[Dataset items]
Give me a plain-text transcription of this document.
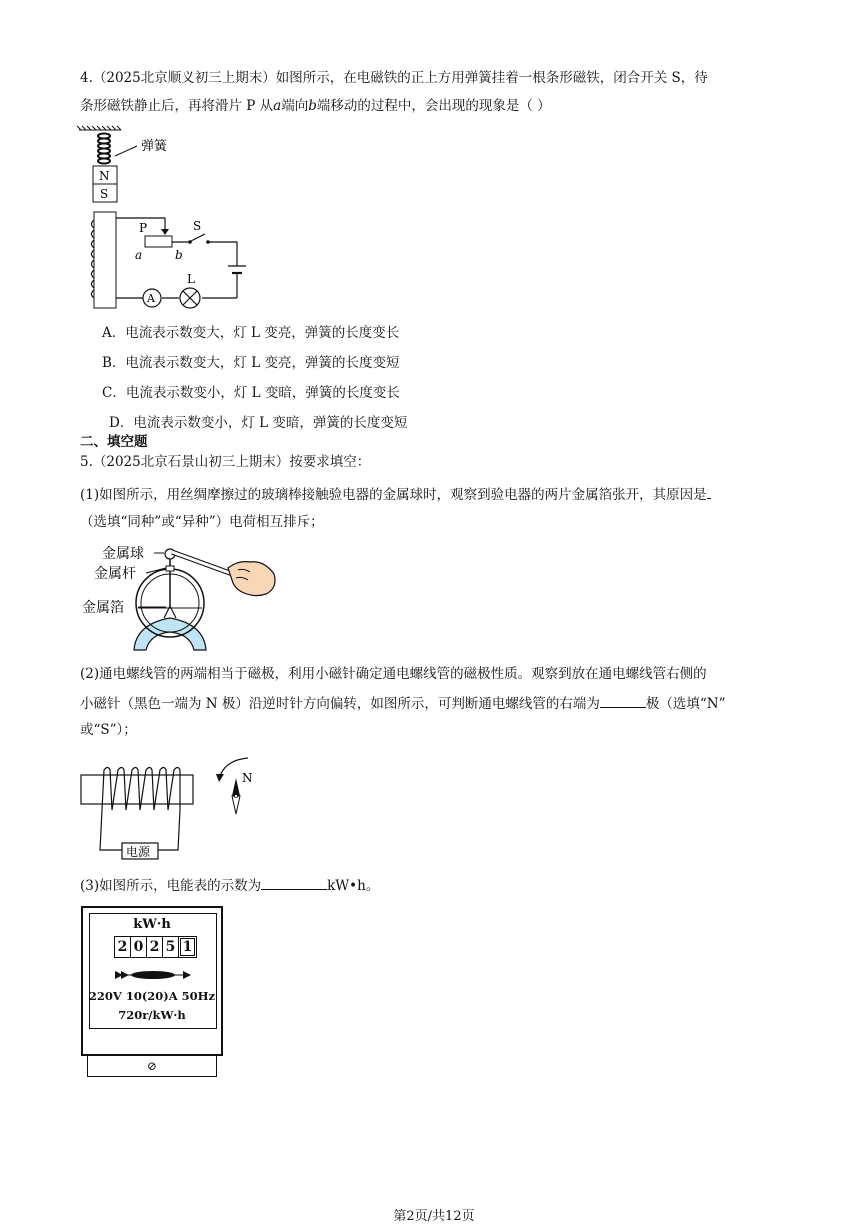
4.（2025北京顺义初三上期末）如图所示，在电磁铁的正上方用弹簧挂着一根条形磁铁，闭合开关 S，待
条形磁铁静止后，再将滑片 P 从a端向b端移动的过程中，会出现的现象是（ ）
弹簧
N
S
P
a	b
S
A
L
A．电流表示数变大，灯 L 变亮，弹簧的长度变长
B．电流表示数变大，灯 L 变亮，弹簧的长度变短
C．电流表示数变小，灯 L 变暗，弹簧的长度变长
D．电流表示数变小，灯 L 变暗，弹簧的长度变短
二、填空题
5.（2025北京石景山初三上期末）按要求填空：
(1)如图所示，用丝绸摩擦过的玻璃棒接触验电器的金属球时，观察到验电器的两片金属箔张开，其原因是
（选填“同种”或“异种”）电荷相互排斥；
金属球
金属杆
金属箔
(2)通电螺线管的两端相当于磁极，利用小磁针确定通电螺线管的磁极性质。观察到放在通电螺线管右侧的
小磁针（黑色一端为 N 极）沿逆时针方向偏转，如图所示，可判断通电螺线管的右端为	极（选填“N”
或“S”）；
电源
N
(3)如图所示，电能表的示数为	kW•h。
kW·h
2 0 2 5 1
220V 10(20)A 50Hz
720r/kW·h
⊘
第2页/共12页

**YOUR INSTRUCTIONS**
Extract every line above that contains the word "电流表示数变大".

**RIGHT ANSWER**
A．电流表示数变大，灯 L 变亮，弹簧的长度变长
B．电流表示数变大，灯 L 变亮，弹簧的长度变短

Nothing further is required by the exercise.